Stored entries
--------------------------------

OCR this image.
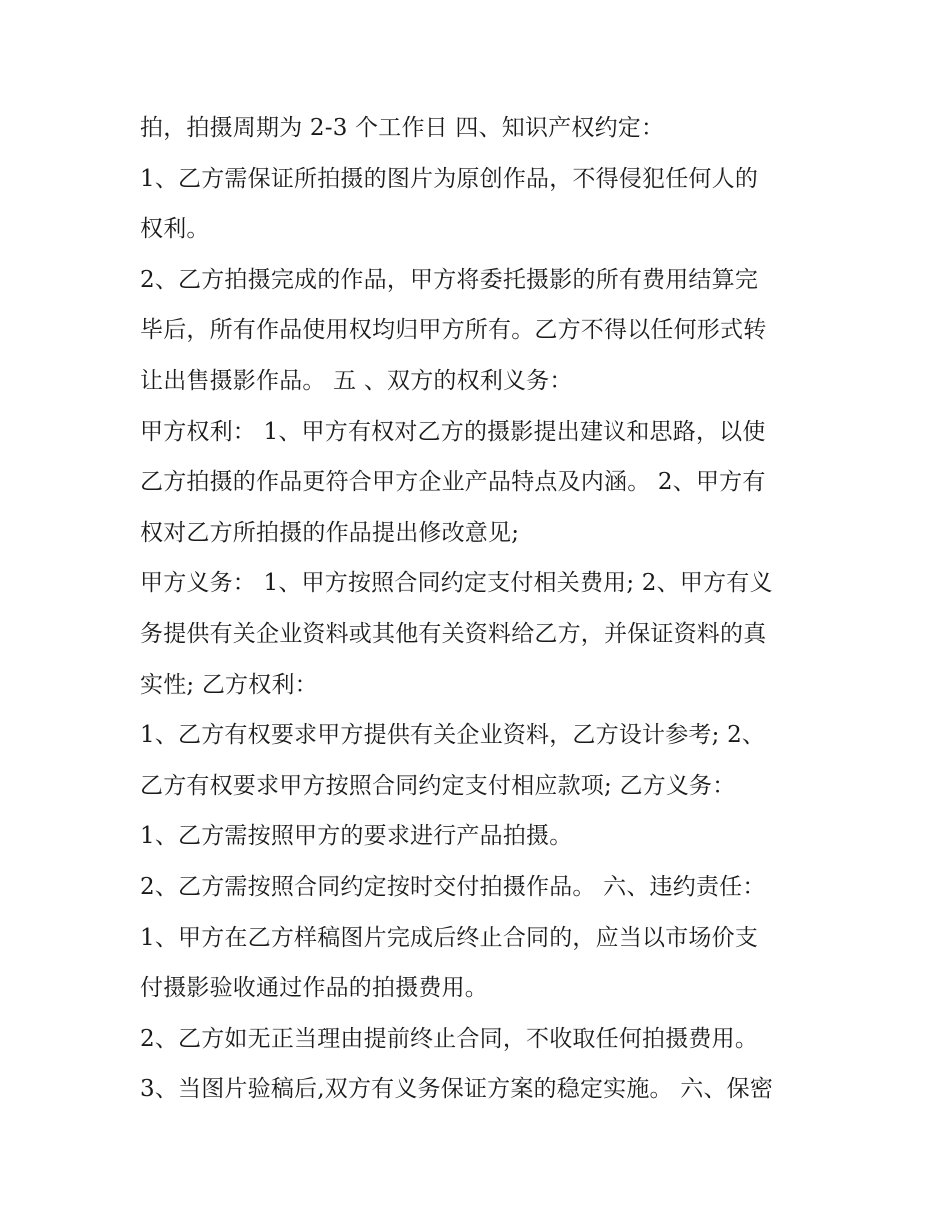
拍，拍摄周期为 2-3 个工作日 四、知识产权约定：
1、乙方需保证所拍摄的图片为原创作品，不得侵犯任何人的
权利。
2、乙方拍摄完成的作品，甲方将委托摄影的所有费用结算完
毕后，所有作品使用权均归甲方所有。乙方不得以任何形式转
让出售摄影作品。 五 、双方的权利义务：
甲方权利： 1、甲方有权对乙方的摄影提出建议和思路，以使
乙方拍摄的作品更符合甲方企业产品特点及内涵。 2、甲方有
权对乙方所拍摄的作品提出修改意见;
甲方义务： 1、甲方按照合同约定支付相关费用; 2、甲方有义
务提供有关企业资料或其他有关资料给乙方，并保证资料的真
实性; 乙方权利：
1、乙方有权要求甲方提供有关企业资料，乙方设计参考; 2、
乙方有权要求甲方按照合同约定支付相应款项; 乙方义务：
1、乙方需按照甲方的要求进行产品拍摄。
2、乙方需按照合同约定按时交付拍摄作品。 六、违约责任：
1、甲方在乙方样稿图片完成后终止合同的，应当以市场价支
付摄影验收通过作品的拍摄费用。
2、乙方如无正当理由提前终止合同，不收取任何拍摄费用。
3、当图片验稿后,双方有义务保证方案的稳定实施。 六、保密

--------------------------------

*What to produce*. Can you restate all the records above word for word while dropping the pictures?

*Solution for this problem*.
OCR this image.
拍，拍摄周期为 2-3 个工作日 四、知识产权约定：
1、乙方需保证所拍摄的图片为原创作品，不得侵犯任何人的
权利。
2、乙方拍摄完成的作品，甲方将委托摄影的所有费用结算完
毕后，所有作品使用权均归甲方所有。乙方不得以任何形式转
让出售摄影作品。 五 、双方的权利义务：
甲方权利： 1、甲方有权对乙方的摄影提出建议和思路，以使
乙方拍摄的作品更符合甲方企业产品特点及内涵。 2、甲方有
权对乙方所拍摄的作品提出修改意见;
甲方义务： 1、甲方按照合同约定支付相关费用; 2、甲方有义
务提供有关企业资料或其他有关资料给乙方，并保证资料的真
实性; 乙方权利：
1、乙方有权要求甲方提供有关企业资料，乙方设计参考; 2、
乙方有权要求甲方按照合同约定支付相应款项; 乙方义务：
1、乙方需按照甲方的要求进行产品拍摄。
2、乙方需按照合同约定按时交付拍摄作品。 六、违约责任：
1、甲方在乙方样稿图片完成后终止合同的，应当以市场价支
付摄影验收通过作品的拍摄费用。
2、乙方如无正当理由提前终止合同，不收取任何拍摄费用。
3、当图片验稿后,双方有义务保证方案的稳定实施。 六、保密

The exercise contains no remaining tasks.